THE EXERCISE
Starting with the line that holds "Reverse-engineer this chart into JSON.", reproduce each line through the last one of the data, exactly as written. Pictures are not copied.

THE RECORDS
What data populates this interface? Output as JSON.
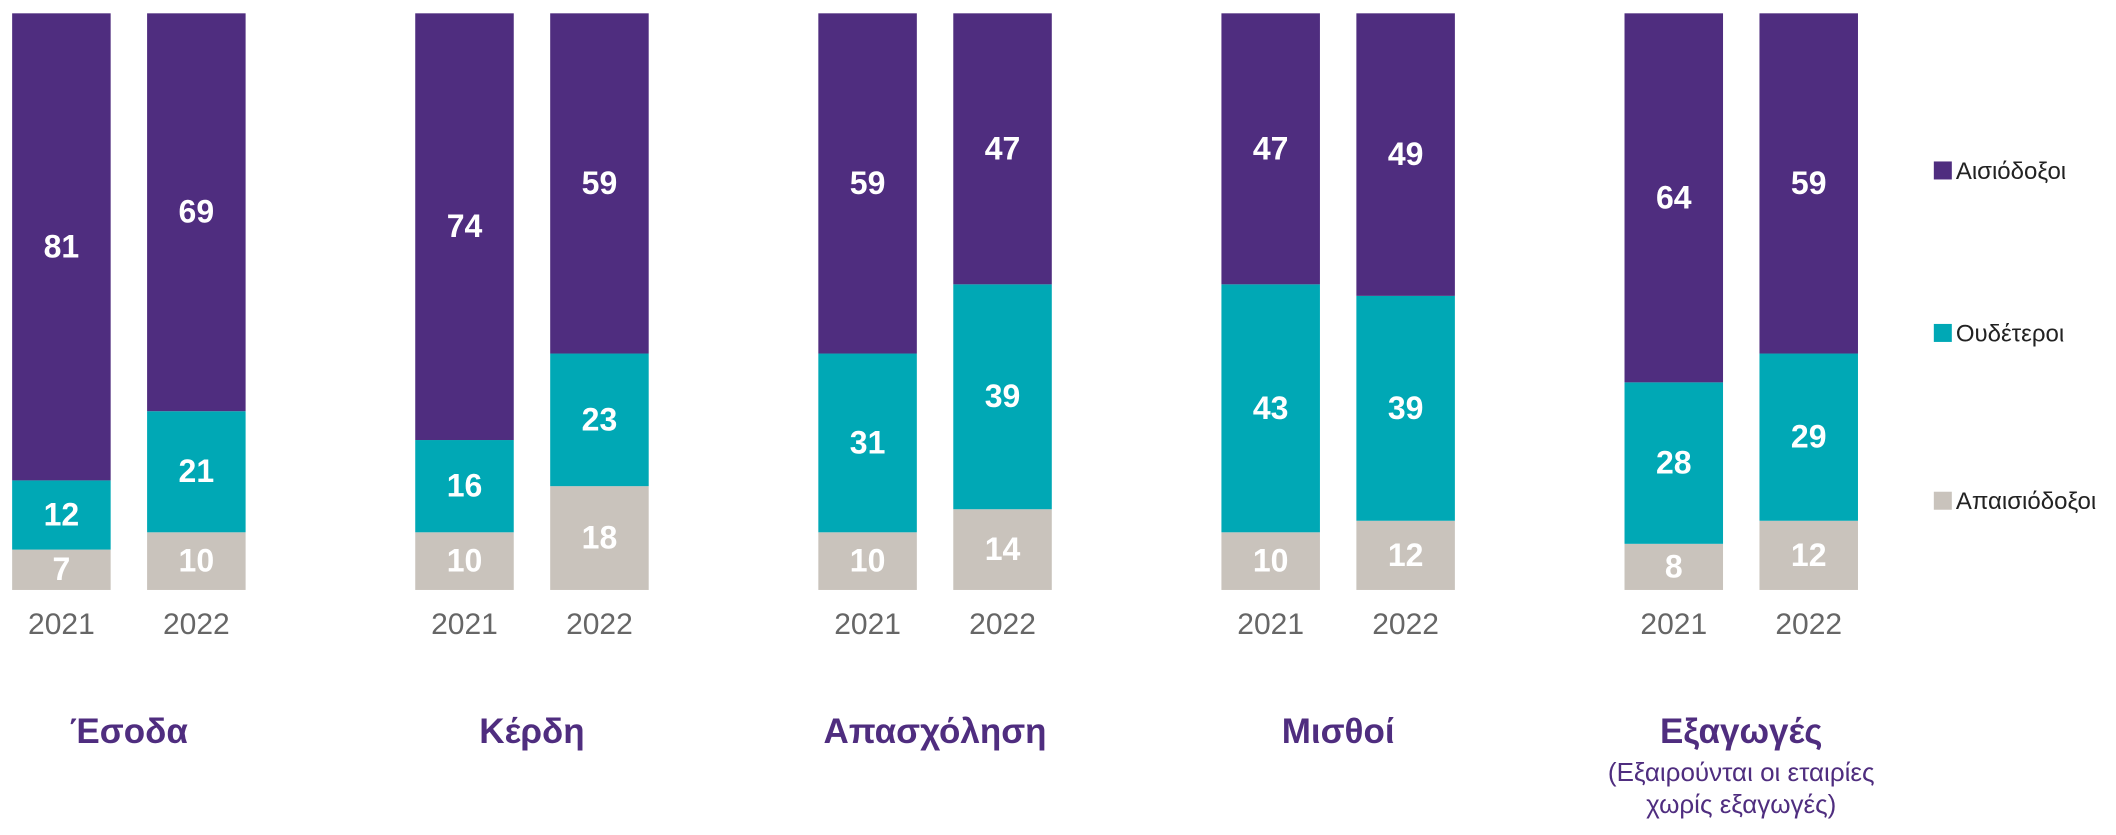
{
  "chart_data": {
    "type": "bar",
    "stacked": true,
    "categories": [
      "2021",
      "2022",
      "2021",
      "2022",
      "2021",
      "2022",
      "2021",
      "2022",
      "2021",
      "2022"
    ],
    "groups": [
      {
        "title": "Έσοδα"
      },
      {
        "title": "Κέρδη"
      },
      {
        "title": "Απασχόληση"
      },
      {
        "title": "Μισθοί"
      },
      {
        "title": "Εξαγωγές",
        "subtitle": "(Εξαιρούνται οι εταιρίες χωρίς εξαγωγές)"
      }
    ],
    "series": [
      {
        "name": "Αισιόδοξοι",
        "color": "#4f2d7f",
        "values": [
          81,
          69,
          74,
          59,
          59,
          47,
          47,
          49,
          64,
          59
        ]
      },
      {
        "name": "Ουδέτεροι",
        "color": "#00a8b5",
        "values": [
          12,
          21,
          16,
          23,
          31,
          39,
          43,
          39,
          28,
          29
        ]
      },
      {
        "name": "Απαισιόδοξοι",
        "color": "#c9c3bc",
        "values": [
          7,
          10,
          10,
          18,
          10,
          14,
          10,
          12,
          8,
          12
        ]
      }
    ],
    "ylim": [
      0,
      100
    ]
  }
}
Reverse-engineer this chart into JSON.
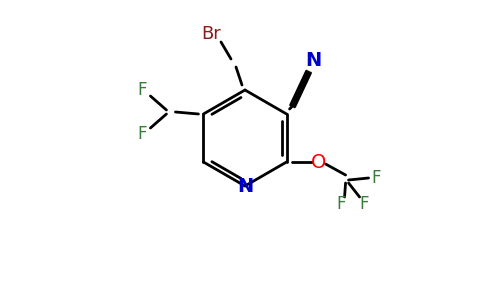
{
  "background_color": "#ffffff",
  "bond_color": "#000000",
  "atom_colors": {
    "Br": "#8b1a1a",
    "N_cyan": "#0000cd",
    "N_ring": "#0000cd",
    "O": "#ff0000",
    "F": "#3a7a3a",
    "C": "#000000"
  },
  "figsize": [
    4.84,
    3.0
  ],
  "dpi": 100
}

CORRECT ANSWER
Reverse-engineer this chart into JSON.
{
  "background_color": "#ffffff",
  "bond_color": "#000000",
  "atom_colors": {
    "Br": "#8b1a1a",
    "N_cyan": "#0000cd",
    "N_ring": "#0000cd",
    "O": "#ff0000",
    "F": "#3a7a3a",
    "C": "#000000"
  },
  "figsize": [
    4.84,
    3.0
  ],
  "dpi": 100
}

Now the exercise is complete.